SET TASK => Each entry must be reproduced precisely as it stands.

━━━━━ RECORD SET

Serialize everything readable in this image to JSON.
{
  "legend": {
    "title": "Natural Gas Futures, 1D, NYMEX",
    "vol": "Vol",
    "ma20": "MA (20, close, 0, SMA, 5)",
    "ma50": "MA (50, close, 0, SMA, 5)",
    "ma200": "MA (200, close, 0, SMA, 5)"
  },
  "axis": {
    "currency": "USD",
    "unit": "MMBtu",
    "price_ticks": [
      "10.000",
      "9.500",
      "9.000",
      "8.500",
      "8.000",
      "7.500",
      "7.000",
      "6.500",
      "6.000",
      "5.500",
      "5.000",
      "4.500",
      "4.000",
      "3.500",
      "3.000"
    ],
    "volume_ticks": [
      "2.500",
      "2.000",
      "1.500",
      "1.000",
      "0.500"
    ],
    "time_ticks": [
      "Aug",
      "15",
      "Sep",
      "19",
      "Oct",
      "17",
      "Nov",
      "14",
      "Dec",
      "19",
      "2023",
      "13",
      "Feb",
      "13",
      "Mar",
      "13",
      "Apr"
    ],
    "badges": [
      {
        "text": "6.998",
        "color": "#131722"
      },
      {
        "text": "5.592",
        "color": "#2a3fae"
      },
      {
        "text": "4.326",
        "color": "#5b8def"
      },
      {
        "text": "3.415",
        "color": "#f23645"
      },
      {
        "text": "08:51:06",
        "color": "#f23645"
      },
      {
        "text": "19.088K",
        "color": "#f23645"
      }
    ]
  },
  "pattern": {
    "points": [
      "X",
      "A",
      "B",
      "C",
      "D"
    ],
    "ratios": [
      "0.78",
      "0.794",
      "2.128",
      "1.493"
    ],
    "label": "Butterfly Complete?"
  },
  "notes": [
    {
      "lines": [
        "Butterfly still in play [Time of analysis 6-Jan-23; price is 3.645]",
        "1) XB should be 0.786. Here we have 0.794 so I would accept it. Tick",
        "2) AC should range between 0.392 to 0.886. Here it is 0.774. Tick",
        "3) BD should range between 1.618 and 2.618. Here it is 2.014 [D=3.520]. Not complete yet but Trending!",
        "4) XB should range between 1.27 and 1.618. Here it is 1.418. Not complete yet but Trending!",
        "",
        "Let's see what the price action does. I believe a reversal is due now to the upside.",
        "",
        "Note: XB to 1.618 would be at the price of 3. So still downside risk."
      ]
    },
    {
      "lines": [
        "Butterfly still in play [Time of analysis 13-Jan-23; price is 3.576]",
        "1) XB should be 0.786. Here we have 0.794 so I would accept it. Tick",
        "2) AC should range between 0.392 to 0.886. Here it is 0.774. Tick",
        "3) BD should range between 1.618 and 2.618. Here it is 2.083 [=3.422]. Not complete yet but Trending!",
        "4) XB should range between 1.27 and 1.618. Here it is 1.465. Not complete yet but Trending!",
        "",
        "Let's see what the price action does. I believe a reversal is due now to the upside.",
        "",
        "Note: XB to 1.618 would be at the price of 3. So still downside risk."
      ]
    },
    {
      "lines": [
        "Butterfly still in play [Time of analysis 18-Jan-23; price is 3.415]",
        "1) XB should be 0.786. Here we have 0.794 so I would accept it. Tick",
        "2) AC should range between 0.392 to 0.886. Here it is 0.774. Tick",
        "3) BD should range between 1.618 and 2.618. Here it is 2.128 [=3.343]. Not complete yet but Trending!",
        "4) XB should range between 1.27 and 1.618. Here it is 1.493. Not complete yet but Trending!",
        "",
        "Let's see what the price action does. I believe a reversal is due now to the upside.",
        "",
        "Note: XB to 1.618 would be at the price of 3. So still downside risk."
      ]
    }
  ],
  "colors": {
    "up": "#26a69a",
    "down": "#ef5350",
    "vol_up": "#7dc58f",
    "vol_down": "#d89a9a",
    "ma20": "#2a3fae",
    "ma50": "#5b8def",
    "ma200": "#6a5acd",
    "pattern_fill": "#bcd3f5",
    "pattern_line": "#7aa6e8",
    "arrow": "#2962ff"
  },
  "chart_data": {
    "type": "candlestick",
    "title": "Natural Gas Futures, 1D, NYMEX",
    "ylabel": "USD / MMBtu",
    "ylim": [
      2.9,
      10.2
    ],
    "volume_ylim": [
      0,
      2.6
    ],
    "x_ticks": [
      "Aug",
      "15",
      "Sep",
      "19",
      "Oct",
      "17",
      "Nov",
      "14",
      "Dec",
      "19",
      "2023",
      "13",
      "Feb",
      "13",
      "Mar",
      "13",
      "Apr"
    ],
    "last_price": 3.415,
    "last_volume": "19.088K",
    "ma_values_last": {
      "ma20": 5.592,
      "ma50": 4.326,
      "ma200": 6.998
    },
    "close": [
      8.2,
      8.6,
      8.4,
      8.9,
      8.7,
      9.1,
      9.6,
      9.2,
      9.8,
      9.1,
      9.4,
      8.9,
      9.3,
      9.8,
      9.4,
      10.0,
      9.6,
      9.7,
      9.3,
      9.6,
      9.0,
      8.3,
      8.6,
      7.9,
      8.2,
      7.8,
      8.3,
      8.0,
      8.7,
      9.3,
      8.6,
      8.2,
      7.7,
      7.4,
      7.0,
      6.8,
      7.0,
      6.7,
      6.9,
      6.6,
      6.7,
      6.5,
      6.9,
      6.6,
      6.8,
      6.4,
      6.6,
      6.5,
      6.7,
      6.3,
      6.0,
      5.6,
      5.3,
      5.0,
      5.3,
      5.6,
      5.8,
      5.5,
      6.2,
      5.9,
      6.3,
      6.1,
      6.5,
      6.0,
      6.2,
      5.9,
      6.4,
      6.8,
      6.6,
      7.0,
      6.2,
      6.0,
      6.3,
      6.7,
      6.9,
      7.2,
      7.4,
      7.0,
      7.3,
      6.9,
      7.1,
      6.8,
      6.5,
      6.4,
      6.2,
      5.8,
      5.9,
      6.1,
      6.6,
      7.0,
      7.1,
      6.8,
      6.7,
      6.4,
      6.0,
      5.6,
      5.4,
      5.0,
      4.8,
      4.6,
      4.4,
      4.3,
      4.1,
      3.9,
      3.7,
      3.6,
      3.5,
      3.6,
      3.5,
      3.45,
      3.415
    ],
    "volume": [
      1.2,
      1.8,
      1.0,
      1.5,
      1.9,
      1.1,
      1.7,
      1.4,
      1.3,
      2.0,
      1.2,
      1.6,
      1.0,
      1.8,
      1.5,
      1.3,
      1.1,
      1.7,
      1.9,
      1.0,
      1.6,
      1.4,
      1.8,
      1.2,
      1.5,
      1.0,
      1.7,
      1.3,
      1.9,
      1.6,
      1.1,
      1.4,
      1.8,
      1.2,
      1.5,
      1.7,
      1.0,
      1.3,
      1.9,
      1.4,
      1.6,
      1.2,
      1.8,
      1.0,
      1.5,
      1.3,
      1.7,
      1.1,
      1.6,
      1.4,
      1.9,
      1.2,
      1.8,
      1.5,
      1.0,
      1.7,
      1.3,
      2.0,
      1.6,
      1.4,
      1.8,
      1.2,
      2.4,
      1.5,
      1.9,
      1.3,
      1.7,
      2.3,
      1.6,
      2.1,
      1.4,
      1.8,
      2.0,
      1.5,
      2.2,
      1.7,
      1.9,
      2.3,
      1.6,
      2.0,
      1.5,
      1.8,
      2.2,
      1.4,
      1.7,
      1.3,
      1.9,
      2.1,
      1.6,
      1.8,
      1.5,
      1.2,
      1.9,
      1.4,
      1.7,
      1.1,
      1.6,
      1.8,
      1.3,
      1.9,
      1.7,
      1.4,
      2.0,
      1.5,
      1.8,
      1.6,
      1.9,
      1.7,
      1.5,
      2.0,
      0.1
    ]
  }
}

━━━━━━━━━━

TASK OUTPUT =>
Serialize everything readable in this image to JSON.
{
  "legend": {
    "title": "Natural Gas Futures, 1D, NYMEX",
    "vol": "Vol",
    "ma20": "MA (20, close, 0, SMA, 5)",
    "ma50": "MA (50, close, 0, SMA, 5)",
    "ma200": "MA (200, close, 0, SMA, 5)"
  },
  "axis": {
    "currency": "USD",
    "unit": "MMBtu",
    "price_ticks": [
      "10.000",
      "9.500",
      "9.000",
      "8.500",
      "8.000",
      "7.500",
      "7.000",
      "6.500",
      "6.000",
      "5.500",
      "5.000",
      "4.500",
      "4.000",
      "3.500",
      "3.000"
    ],
    "volume_ticks": [
      "2.500",
      "2.000",
      "1.500",
      "1.000",
      "0.500"
    ],
    "time_ticks": [
      "Aug",
      "15",
      "Sep",
      "19",
      "Oct",
      "17",
      "Nov",
      "14",
      "Dec",
      "19",
      "2023",
      "13",
      "Feb",
      "13",
      "Mar",
      "13",
      "Apr"
    ],
    "badges": [
      {
        "text": "6.998",
        "color": "#131722"
      },
      {
        "text": "5.592",
        "color": "#2a3fae"
      },
      {
        "text": "4.326",
        "color": "#5b8def"
      },
      {
        "text": "3.415",
        "color": "#f23645"
      },
      {
        "text": "08:51:06",
        "color": "#f23645"
      },
      {
        "text": "19.088K",
        "color": "#f23645"
      }
    ]
  },
  "pattern": {
    "points": [
      "X",
      "A",
      "B",
      "C",
      "D"
    ],
    "ratios": [
      "0.78",
      "0.794",
      "2.128",
      "1.493"
    ],
    "label": "Butterfly Complete?"
  },
  "notes": [
    {
      "lines": [
        "Butterfly still in play [Time of analysis 6-Jan-23; price is 3.645]",
        "1) XB should be 0.786. Here we have 0.794 so I would accept it. Tick",
        "2) AC should range between 0.392 to 0.886. Here it is 0.774. Tick",
        "3) BD should range between 1.618 and 2.618. Here it is 2.014 [D=3.520]. Not complete yet but Trending!",
        "4) XB should range between 1.27 and 1.618. Here it is 1.418. Not complete yet but Trending!",
        "",
        "Let's see what the price action does. I believe a reversal is due now to the upside.",
        "",
        "Note: XB to 1.618 would be at the price of 3. So still downside risk."
      ]
    },
    {
      "lines": [
        "Butterfly still in play [Time of analysis 13-Jan-23; price is 3.576]",
        "1) XB should be 0.786. Here we have 0.794 so I would accept it. Tick",
        "2) AC should range between 0.392 to 0.886. Here it is 0.774. Tick",
        "3) BD should range between 1.618 and 2.618. Here it is 2.083 [=3.422]. Not complete yet but Trending!",
        "4) XB should range between 1.27 and 1.618. Here it is 1.465. Not complete yet but Trending!",
        "",
        "Let's see what the price action does. I believe a reversal is due now to the upside.",
        "",
        "Note: XB to 1.618 would be at the price of 3. So still downside risk."
      ]
    },
    {
      "lines": [
        "Butterfly still in play [Time of analysis 18-Jan-23; price is 3.415]",
        "1) XB should be 0.786. Here we have 0.794 so I would accept it. Tick",
        "2) AC should range between 0.392 to 0.886. Here it is 0.774. Tick",
        "3) BD should range between 1.618 and 2.618. Here it is 2.128 [=3.343]. Not complete yet but Trending!",
        "4) XB should range between 1.27 and 1.618. Here it is 1.493. Not complete yet but Trending!",
        "",
        "Let's see what the price action does. I believe a reversal is due now to the upside.",
        "",
        "Note: XB to 1.618 would be at the price of 3. So still downside risk."
      ]
    }
  ],
  "colors": {
    "up": "#26a69a",
    "down": "#ef5350",
    "vol_up": "#7dc58f",
    "vol_down": "#d89a9a",
    "ma20": "#2a3fae",
    "ma50": "#5b8def",
    "ma200": "#6a5acd",
    "pattern_fill": "#bcd3f5",
    "pattern_line": "#7aa6e8",
    "arrow": "#2962ff"
  },
  "chart_data": {
    "type": "candlestick",
    "title": "Natural Gas Futures, 1D, NYMEX",
    "ylabel": "USD / MMBtu",
    "ylim": [
      2.9,
      10.2
    ],
    "volume_ylim": [
      0,
      2.6
    ],
    "x_ticks": [
      "Aug",
      "15",
      "Sep",
      "19",
      "Oct",
      "17",
      "Nov",
      "14",
      "Dec",
      "19",
      "2023",
      "13",
      "Feb",
      "13",
      "Mar",
      "13",
      "Apr"
    ],
    "last_price": 3.415,
    "last_volume": "19.088K",
    "ma_values_last": {
      "ma20": 5.592,
      "ma50": 4.326,
      "ma200": 6.998
    },
    "close": [
      8.2,
      8.6,
      8.4,
      8.9,
      8.7,
      9.1,
      9.6,
      9.2,
      9.8,
      9.1,
      9.4,
      8.9,
      9.3,
      9.8,
      9.4,
      10.0,
      9.6,
      9.7,
      9.3,
      9.6,
      9.0,
      8.3,
      8.6,
      7.9,
      8.2,
      7.8,
      8.3,
      8.0,
      8.7,
      9.3,
      8.6,
      8.2,
      7.7,
      7.4,
      7.0,
      6.8,
      7.0,
      6.7,
      6.9,
      6.6,
      6.7,
      6.5,
      6.9,
      6.6,
      6.8,
      6.4,
      6.6,
      6.5,
      6.7,
      6.3,
      6.0,
      5.6,
      5.3,
      5.0,
      5.3,
      5.6,
      5.8,
      5.5,
      6.2,
      5.9,
      6.3,
      6.1,
      6.5,
      6.0,
      6.2,
      5.9,
      6.4,
      6.8,
      6.6,
      7.0,
      6.2,
      6.0,
      6.3,
      6.7,
      6.9,
      7.2,
      7.4,
      7.0,
      7.3,
      6.9,
      7.1,
      6.8,
      6.5,
      6.4,
      6.2,
      5.8,
      5.9,
      6.1,
      6.6,
      7.0,
      7.1,
      6.8,
      6.7,
      6.4,
      6.0,
      5.6,
      5.4,
      5.0,
      4.8,
      4.6,
      4.4,
      4.3,
      4.1,
      3.9,
      3.7,
      3.6,
      3.5,
      3.6,
      3.5,
      3.45,
      3.415
    ],
    "volume": [
      1.2,
      1.8,
      1.0,
      1.5,
      1.9,
      1.1,
      1.7,
      1.4,
      1.3,
      2.0,
      1.2,
      1.6,
      1.0,
      1.8,
      1.5,
      1.3,
      1.1,
      1.7,
      1.9,
      1.0,
      1.6,
      1.4,
      1.8,
      1.2,
      1.5,
      1.0,
      1.7,
      1.3,
      1.9,
      1.6,
      1.1,
      1.4,
      1.8,
      1.2,
      1.5,
      1.7,
      1.0,
      1.3,
      1.9,
      1.4,
      1.6,
      1.2,
      1.8,
      1.0,
      1.5,
      1.3,
      1.7,
      1.1,
      1.6,
      1.4,
      1.9,
      1.2,
      1.8,
      1.5,
      1.0,
      1.7,
      1.3,
      2.0,
      1.6,
      1.4,
      1.8,
      1.2,
      2.4,
      1.5,
      1.9,
      1.3,
      1.7,
      2.3,
      1.6,
      2.1,
      1.4,
      1.8,
      2.0,
      1.5,
      2.2,
      1.7,
      1.9,
      2.3,
      1.6,
      2.0,
      1.5,
      1.8,
      2.2,
      1.4,
      1.7,
      1.3,
      1.9,
      2.1,
      1.6,
      1.8,
      1.5,
      1.2,
      1.9,
      1.4,
      1.7,
      1.1,
      1.6,
      1.8,
      1.3,
      1.9,
      1.7,
      1.4,
      2.0,
      1.5,
      1.8,
      1.6,
      1.9,
      1.7,
      1.5,
      2.0,
      0.1
    ]
  }
}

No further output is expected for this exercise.